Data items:
** begin **

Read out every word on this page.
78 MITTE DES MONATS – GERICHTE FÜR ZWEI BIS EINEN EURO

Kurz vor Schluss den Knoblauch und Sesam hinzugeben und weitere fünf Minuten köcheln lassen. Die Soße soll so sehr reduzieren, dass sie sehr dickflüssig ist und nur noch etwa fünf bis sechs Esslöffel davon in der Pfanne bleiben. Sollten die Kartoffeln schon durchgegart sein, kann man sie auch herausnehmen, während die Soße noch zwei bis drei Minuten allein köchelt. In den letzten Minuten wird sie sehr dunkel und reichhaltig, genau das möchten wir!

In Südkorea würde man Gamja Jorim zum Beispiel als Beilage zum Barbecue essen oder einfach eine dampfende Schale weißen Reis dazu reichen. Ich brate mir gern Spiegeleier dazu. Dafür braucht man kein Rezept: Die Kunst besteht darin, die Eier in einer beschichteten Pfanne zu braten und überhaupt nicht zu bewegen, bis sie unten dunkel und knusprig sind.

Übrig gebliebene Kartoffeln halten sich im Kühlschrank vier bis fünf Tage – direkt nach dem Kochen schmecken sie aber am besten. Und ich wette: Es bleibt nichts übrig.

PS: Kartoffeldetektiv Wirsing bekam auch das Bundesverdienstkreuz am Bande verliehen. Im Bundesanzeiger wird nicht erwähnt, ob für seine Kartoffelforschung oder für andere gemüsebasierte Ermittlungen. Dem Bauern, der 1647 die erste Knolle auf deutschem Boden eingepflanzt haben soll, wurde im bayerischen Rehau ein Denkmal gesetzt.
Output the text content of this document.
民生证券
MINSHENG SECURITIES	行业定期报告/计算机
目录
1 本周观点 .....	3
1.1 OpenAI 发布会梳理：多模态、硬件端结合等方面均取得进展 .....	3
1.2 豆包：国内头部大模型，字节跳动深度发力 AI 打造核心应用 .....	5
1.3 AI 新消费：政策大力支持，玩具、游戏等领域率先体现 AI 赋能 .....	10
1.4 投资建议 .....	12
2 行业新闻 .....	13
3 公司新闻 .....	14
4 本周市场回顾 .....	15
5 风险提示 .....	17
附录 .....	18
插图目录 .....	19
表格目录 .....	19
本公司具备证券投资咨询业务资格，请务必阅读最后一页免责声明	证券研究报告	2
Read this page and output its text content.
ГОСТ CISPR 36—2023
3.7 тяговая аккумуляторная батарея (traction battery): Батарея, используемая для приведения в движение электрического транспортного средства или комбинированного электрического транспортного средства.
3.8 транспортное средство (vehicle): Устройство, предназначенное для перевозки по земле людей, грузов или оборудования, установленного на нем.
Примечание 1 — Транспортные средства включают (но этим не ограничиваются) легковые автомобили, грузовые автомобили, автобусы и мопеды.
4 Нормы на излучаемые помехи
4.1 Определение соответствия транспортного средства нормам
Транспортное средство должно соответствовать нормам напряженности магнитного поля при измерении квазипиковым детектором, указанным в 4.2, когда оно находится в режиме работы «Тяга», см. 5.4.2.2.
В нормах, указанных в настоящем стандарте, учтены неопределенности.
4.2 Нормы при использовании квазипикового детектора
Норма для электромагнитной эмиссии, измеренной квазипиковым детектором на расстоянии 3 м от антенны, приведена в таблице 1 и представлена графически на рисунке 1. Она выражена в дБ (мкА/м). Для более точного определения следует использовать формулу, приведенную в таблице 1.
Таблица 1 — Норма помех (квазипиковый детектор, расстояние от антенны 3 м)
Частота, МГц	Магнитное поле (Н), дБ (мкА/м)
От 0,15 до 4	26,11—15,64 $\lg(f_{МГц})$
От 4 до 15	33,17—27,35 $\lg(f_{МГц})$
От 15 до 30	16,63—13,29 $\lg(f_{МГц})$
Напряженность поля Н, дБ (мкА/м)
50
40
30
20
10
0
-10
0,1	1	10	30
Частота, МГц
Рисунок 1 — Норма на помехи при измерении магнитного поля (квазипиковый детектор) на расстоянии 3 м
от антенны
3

** end **

Repeat exactly the lines above from the line that contains "Read this page and output its text content." through the end. Include both of these ends; leave out everything else.

▶ [Solved exercise]:
Read this page and output its text content.
ГОСТ CISPR 36—2023
3.7 тяговая аккумуляторная батарея (traction battery): Батарея, используемая для приведения в движение электрического транспортного средства или комбинированного электрического транспортного средства.
3.8 транспортное средство (vehicle): Устройство, предназначенное для перевозки по земле людей, грузов или оборудования, установленного на нем.
Примечание 1 — Транспортные средства включают (но этим не ограничиваются) легковые автомобили, грузовые автомобили, автобусы и мопеды.
4 Нормы на излучаемые помехи
4.1 Определение соответствия транспортного средства нормам
Транспортное средство должно соответствовать нормам напряженности магнитного поля при измерении квазипиковым детектором, указанным в 4.2, когда оно находится в режиме работы «Тяга», см. 5.4.2.2.
В нормах, указанных в настоящем стандарте, учтены неопределенности.
4.2 Нормы при использовании квазипикового детектора
Норма для электромагнитной эмиссии, измеренной квазипиковым детектором на расстоянии 3 м от антенны, приведена в таблице 1 и представлена графически на рисунке 1. Она выражена в дБ (мкА/м). Для более точного определения следует использовать формулу, приведенную в таблице 1.
Таблица 1 — Норма помех (квазипиковый детектор, расстояние от антенны 3 м)
Частота, МГц	Магнитное поле (Н), дБ (мкА/м)
От 0,15 до 4	26,11—15,64 $\lg(f_{МГц})$
От 4 до 15	33,17—27,35 $\lg(f_{МГц})$
От 15 до 30	16,63—13,29 $\lg(f_{МГц})$
Напряженность поля Н, дБ (мкА/м)
50
40
30
20
10
0
-10
0,1	1	10	30
Частота, МГц
Рисунок 1 — Норма на помехи при измерении магнитного поля (квазипиковый детектор) на расстоянии 3 м
от антенны
3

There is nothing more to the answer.